● **Entries with figure data**
────────────────────

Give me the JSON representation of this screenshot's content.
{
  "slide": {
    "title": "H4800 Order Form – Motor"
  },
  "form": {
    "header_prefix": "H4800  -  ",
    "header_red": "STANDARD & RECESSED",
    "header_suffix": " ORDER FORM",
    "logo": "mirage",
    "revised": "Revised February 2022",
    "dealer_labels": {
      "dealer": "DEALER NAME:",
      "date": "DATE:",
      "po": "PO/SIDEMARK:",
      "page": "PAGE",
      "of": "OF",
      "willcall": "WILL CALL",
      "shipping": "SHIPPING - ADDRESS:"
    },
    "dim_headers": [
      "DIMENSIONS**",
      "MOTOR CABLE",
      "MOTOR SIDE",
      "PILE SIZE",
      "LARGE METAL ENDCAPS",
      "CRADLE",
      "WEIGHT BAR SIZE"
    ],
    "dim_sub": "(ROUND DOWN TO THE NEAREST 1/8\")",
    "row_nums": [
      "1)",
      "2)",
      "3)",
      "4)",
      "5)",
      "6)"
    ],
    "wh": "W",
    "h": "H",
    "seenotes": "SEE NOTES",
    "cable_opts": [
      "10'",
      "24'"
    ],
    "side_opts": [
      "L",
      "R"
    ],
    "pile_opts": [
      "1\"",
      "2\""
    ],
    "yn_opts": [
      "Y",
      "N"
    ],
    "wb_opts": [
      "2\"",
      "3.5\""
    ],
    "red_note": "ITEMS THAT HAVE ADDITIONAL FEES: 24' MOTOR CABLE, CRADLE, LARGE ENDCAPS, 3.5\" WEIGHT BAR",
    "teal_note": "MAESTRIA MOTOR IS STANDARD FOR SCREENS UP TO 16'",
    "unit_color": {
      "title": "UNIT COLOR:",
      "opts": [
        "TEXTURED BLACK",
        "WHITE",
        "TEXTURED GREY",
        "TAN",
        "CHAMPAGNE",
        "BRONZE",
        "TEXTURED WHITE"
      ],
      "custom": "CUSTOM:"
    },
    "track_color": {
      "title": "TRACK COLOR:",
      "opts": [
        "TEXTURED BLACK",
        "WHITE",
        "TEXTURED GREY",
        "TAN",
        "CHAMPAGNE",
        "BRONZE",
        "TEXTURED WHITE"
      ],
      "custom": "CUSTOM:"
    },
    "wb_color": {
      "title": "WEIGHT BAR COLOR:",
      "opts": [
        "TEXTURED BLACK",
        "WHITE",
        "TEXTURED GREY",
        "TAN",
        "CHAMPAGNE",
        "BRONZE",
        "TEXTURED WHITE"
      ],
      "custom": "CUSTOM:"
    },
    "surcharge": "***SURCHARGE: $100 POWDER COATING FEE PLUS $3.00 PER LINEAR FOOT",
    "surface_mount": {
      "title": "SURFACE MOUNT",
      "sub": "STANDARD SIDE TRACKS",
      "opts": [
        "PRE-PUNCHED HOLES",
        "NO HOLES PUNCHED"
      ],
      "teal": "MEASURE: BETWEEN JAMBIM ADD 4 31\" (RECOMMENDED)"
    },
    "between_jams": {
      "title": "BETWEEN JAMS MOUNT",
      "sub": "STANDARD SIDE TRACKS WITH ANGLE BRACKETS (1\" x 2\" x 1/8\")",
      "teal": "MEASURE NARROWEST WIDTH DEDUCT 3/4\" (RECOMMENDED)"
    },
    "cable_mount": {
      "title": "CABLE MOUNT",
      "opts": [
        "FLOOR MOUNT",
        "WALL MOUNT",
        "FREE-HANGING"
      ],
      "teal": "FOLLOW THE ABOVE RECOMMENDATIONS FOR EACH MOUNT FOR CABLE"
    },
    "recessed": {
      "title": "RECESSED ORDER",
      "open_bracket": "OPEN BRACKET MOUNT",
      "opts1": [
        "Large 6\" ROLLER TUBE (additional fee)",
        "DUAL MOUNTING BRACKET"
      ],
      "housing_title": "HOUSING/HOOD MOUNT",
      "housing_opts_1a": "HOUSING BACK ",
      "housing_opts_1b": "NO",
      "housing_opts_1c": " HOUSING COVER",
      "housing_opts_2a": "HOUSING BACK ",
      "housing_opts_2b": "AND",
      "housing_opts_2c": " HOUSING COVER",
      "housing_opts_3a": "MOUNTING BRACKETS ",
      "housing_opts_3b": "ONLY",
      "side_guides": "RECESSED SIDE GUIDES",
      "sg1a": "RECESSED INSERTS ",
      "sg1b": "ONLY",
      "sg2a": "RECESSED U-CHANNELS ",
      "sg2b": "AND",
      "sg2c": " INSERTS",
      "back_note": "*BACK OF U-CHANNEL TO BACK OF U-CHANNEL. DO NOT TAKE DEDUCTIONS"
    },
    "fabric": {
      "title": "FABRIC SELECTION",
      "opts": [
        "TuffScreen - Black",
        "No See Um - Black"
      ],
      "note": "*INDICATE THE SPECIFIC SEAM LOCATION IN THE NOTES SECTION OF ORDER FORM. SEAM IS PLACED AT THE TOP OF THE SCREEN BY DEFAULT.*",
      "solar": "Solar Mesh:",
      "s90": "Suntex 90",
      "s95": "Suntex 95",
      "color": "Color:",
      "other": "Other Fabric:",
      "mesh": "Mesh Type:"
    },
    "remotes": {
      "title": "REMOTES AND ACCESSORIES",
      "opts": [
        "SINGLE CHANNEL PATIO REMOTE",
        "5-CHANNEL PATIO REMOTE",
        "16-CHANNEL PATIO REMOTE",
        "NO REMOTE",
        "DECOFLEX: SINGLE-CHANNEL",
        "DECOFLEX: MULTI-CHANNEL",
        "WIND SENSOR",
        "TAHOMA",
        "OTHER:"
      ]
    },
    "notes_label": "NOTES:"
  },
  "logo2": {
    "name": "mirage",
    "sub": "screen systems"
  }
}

────────────────────

● **Given problem**
Write down every line of the data exactly as it appears above.

● **Answer below**
Give me the JSON representation of this screenshot's content.
{
  "slide": {
    "title": "H4800 Order Form – Motor"
  },
  "form": {
    "header_prefix": "H4800  -  ",
    "header_red": "STANDARD & RECESSED",
    "header_suffix": " ORDER FORM",
    "logo": "mirage",
    "revised": "Revised February 2022",
    "dealer_labels": {
      "dealer": "DEALER NAME:",
      "date": "DATE:",
      "po": "PO/SIDEMARK:",
      "page": "PAGE",
      "of": "OF",
      "willcall": "WILL CALL",
      "shipping": "SHIPPING - ADDRESS:"
    },
    "dim_headers": [
      "DIMENSIONS**",
      "MOTOR CABLE",
      "MOTOR SIDE",
      "PILE SIZE",
      "LARGE METAL ENDCAPS",
      "CRADLE",
      "WEIGHT BAR SIZE"
    ],
    "dim_sub": "(ROUND DOWN TO THE NEAREST 1/8\")",
    "row_nums": [
      "1)",
      "2)",
      "3)",
      "4)",
      "5)",
      "6)"
    ],
    "wh": "W",
    "h": "H",
    "seenotes": "SEE NOTES",
    "cable_opts": [
      "10'",
      "24'"
    ],
    "side_opts": [
      "L",
      "R"
    ],
    "pile_opts": [
      "1\"",
      "2\""
    ],
    "yn_opts": [
      "Y",
      "N"
    ],
    "wb_opts": [
      "2\"",
      "3.5\""
    ],
    "red_note": "ITEMS THAT HAVE ADDITIONAL FEES: 24' MOTOR CABLE, CRADLE, LARGE ENDCAPS, 3.5\" WEIGHT BAR",
    "teal_note": "MAESTRIA MOTOR IS STANDARD FOR SCREENS UP TO 16'",
    "unit_color": {
      "title": "UNIT COLOR:",
      "opts": [
        "TEXTURED BLACK",
        "WHITE",
        "TEXTURED GREY",
        "TAN",
        "CHAMPAGNE",
        "BRONZE",
        "TEXTURED WHITE"
      ],
      "custom": "CUSTOM:"
    },
    "track_color": {
      "title": "TRACK COLOR:",
      "opts": [
        "TEXTURED BLACK",
        "WHITE",
        "TEXTURED GREY",
        "TAN",
        "CHAMPAGNE",
        "BRONZE",
        "TEXTURED WHITE"
      ],
      "custom": "CUSTOM:"
    },
    "wb_color": {
      "title": "WEIGHT BAR COLOR:",
      "opts": [
        "TEXTURED BLACK",
        "WHITE",
        "TEXTURED GREY",
        "TAN",
        "CHAMPAGNE",
        "BRONZE",
        "TEXTURED WHITE"
      ],
      "custom": "CUSTOM:"
    },
    "surcharge": "***SURCHARGE: $100 POWDER COATING FEE PLUS $3.00 PER LINEAR FOOT",
    "surface_mount": {
      "title": "SURFACE MOUNT",
      "sub": "STANDARD SIDE TRACKS",
      "opts": [
        "PRE-PUNCHED HOLES",
        "NO HOLES PUNCHED"
      ],
      "teal": "MEASURE: BETWEEN JAMBIM ADD 4 31\" (RECOMMENDED)"
    },
    "between_jams": {
      "title": "BETWEEN JAMS MOUNT",
      "sub": "STANDARD SIDE TRACKS WITH ANGLE BRACKETS (1\" x 2\" x 1/8\")",
      "teal": "MEASURE NARROWEST WIDTH DEDUCT 3/4\" (RECOMMENDED)"
    },
    "cable_mount": {
      "title": "CABLE MOUNT",
      "opts": [
        "FLOOR MOUNT",
        "WALL MOUNT",
        "FREE-HANGING"
      ],
      "teal": "FOLLOW THE ABOVE RECOMMENDATIONS FOR EACH MOUNT FOR CABLE"
    },
    "recessed": {
      "title": "RECESSED ORDER",
      "open_bracket": "OPEN BRACKET MOUNT",
      "opts1": [
        "Large 6\" ROLLER TUBE (additional fee)",
        "DUAL MOUNTING BRACKET"
      ],
      "housing_title": "HOUSING/HOOD MOUNT",
      "housing_opts_1a": "HOUSING BACK ",
      "housing_opts_1b": "NO",
      "housing_opts_1c": " HOUSING COVER",
      "housing_opts_2a": "HOUSING BACK ",
      "housing_opts_2b": "AND",
      "housing_opts_2c": " HOUSING COVER",
      "housing_opts_3a": "MOUNTING BRACKETS ",
      "housing_opts_3b": "ONLY",
      "side_guides": "RECESSED SIDE GUIDES",
      "sg1a": "RECESSED INSERTS ",
      "sg1b": "ONLY",
      "sg2a": "RECESSED U-CHANNELS ",
      "sg2b": "AND",
      "sg2c": " INSERTS",
      "back_note": "*BACK OF U-CHANNEL TO BACK OF U-CHANNEL. DO NOT TAKE DEDUCTIONS"
    },
    "fabric": {
      "title": "FABRIC SELECTION",
      "opts": [
        "TuffScreen - Black",
        "No See Um - Black"
      ],
      "note": "*INDICATE THE SPECIFIC SEAM LOCATION IN THE NOTES SECTION OF ORDER FORM. SEAM IS PLACED AT THE TOP OF THE SCREEN BY DEFAULT.*",
      "solar": "Solar Mesh:",
      "s90": "Suntex 90",
      "s95": "Suntex 95",
      "color": "Color:",
      "other": "Other Fabric:",
      "mesh": "Mesh Type:"
    },
    "remotes": {
      "title": "REMOTES AND ACCESSORIES",
      "opts": [
        "SINGLE CHANNEL PATIO REMOTE",
        "5-CHANNEL PATIO REMOTE",
        "16-CHANNEL PATIO REMOTE",
        "NO REMOTE",
        "DECOFLEX: SINGLE-CHANNEL",
        "DECOFLEX: MULTI-CHANNEL",
        "WIND SENSOR",
        "TAHOMA",
        "OTHER:"
      ]
    },
    "notes_label": "NOTES:"
  },
  "logo2": {
    "name": "mirage",
    "sub": "screen systems"
  }
}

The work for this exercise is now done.